= AIM OF THE TASK =
In the excerpt on the generic Print templates, which stream type besides the usual one does the generic form also work with?

= DOCUMENT EXTRACT =

The generic form that works with std::wostream as well:

template <typename CharT, typename Traits>
std::basic_ostream<CharT, Traits> &
Print(std::basic_ostream<CharT, Traits> &out)
{
    return out;
}

template <typename CharT, typename Traits, typename T>
std::basic_ostream<CharT, Traits> &
Print(std::basic_ostream<CharT, Traits> &out, T &&t)
{
    return (out << std::forward<T>(t));
}

template <typename CharT, typename Traits, typename T, typename... Args>
std::basic_ostream<CharT, Traits> &
Print(std::basic_ostream<CharT, Traits> &out, T &&t, Args &&...args)
{
    return Print( Print(out, std::forward<T>(t)), std::forward<Args>(args)... );
}

I couldn't make it work with with std::endl in the common case (it is possible to handle std::endl in specific cases like when it is the first or the last argument, but not in the common case, especially if there are multiple std::endl in a single call). You can still use '\n' instead or use std::endl with template arguments specified if you really need std::endl:

Print(std::cout, "hello world", std::endl<char, std::char_traits<char>>);

The differences between std::endl and '\n'

  • If the stream is working in binary mode then '\n' isn't converted to the line ending format of the platform the code compiled for (but in text mode it is still converted).

= DATASET EXTRACT =
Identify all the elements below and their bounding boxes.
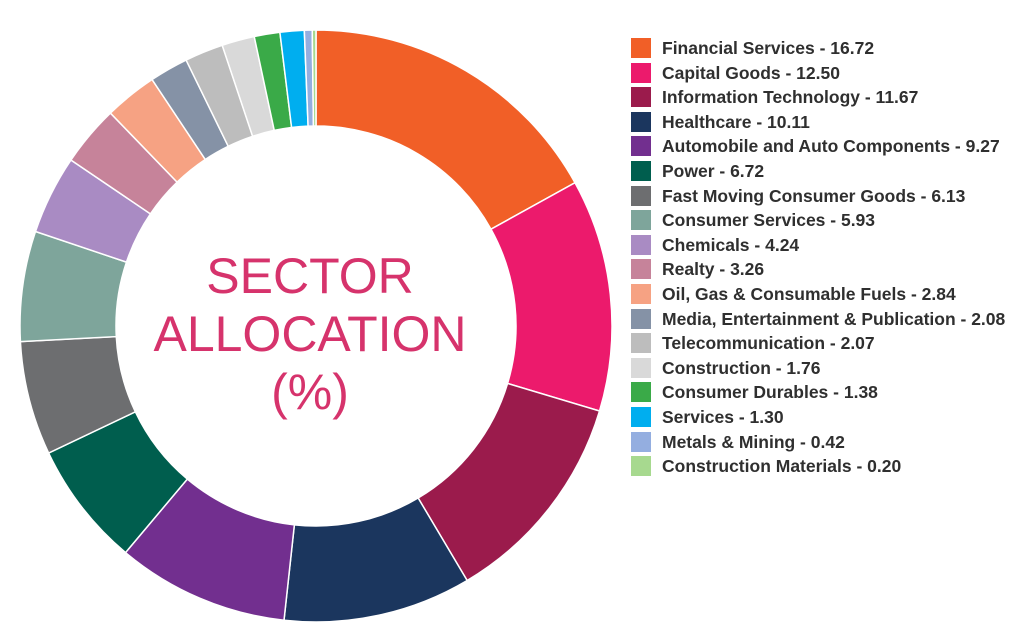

= FINISHED EXERCISE =
std::wostream